PROVIDED DATA

-- -- --

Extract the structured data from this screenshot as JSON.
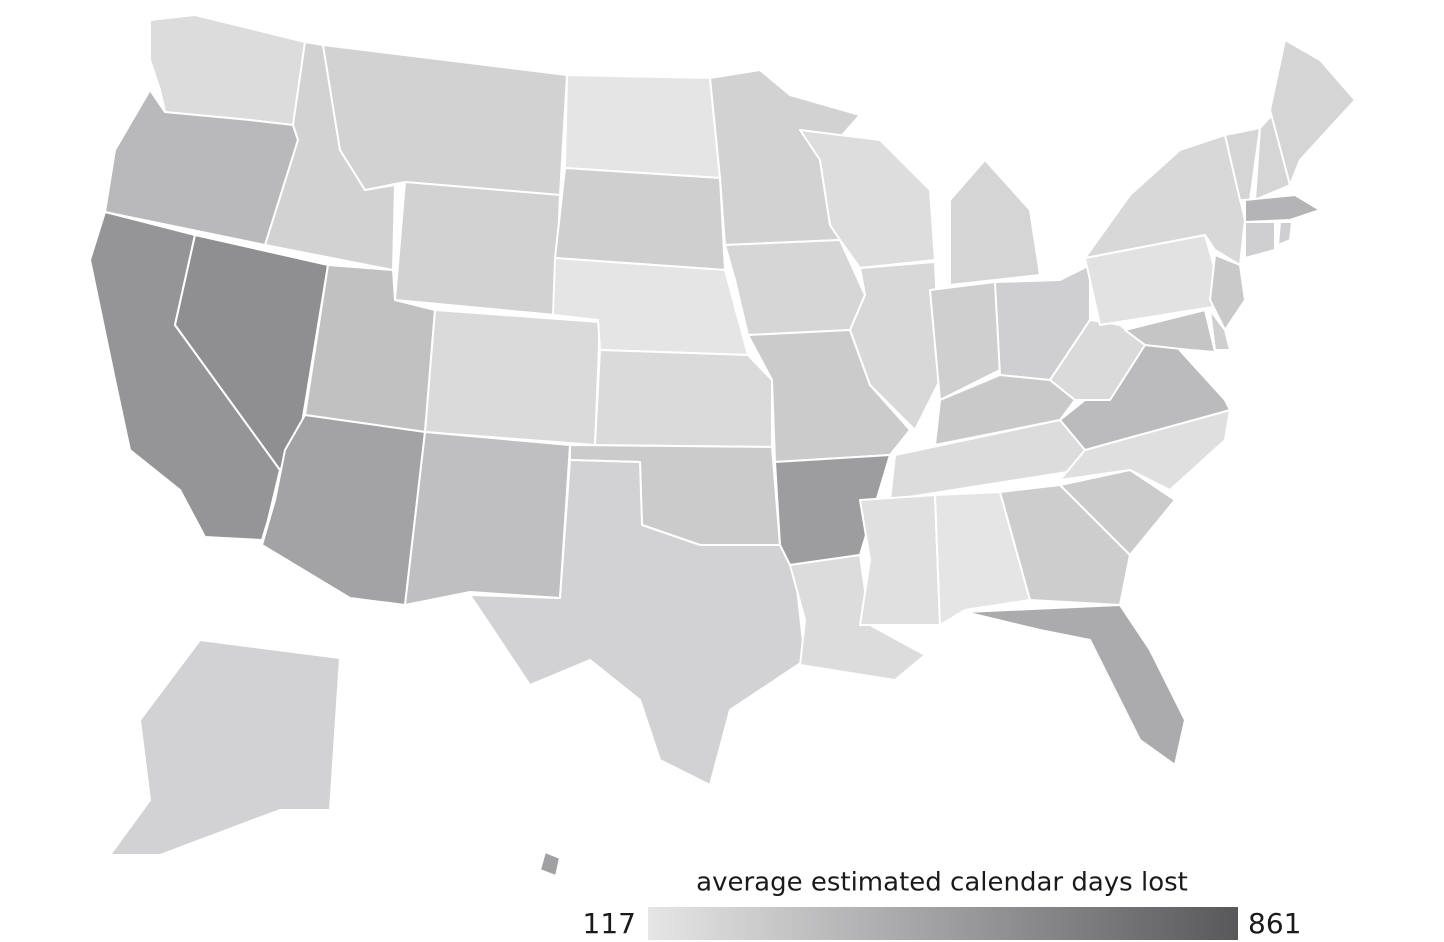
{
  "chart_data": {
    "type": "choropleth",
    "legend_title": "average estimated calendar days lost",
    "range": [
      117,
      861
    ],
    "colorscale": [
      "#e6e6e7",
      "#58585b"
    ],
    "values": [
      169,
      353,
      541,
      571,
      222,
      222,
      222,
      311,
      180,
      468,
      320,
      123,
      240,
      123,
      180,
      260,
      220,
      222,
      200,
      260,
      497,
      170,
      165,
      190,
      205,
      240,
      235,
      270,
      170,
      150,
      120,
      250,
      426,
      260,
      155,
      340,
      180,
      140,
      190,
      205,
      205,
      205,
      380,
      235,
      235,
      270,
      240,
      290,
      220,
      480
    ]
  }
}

-- -- --

WHAT THE TASK REQUIRES
Restate the data above word for word. Do not include the images.

RESPONSE
Extract the structured data from this screenshot as JSON.
{
  "chart_data": {
    "type": "choropleth",
    "legend_title": "average estimated calendar days lost",
    "range": [
      117,
      861
    ],
    "colorscale": [
      "#e6e6e7",
      "#58585b"
    ],
    "values": [
      169,
      353,
      541,
      571,
      222,
      222,
      222,
      311,
      180,
      468,
      320,
      123,
      240,
      123,
      180,
      260,
      220,
      222,
      200,
      260,
      497,
      170,
      165,
      190,
      205,
      240,
      235,
      270,
      170,
      150,
      120,
      250,
      426,
      260,
      155,
      340,
      180,
      140,
      190,
      205,
      205,
      205,
      380,
      235,
      235,
      270,
      240,
      290,
      220,
      480
    ]
  }
}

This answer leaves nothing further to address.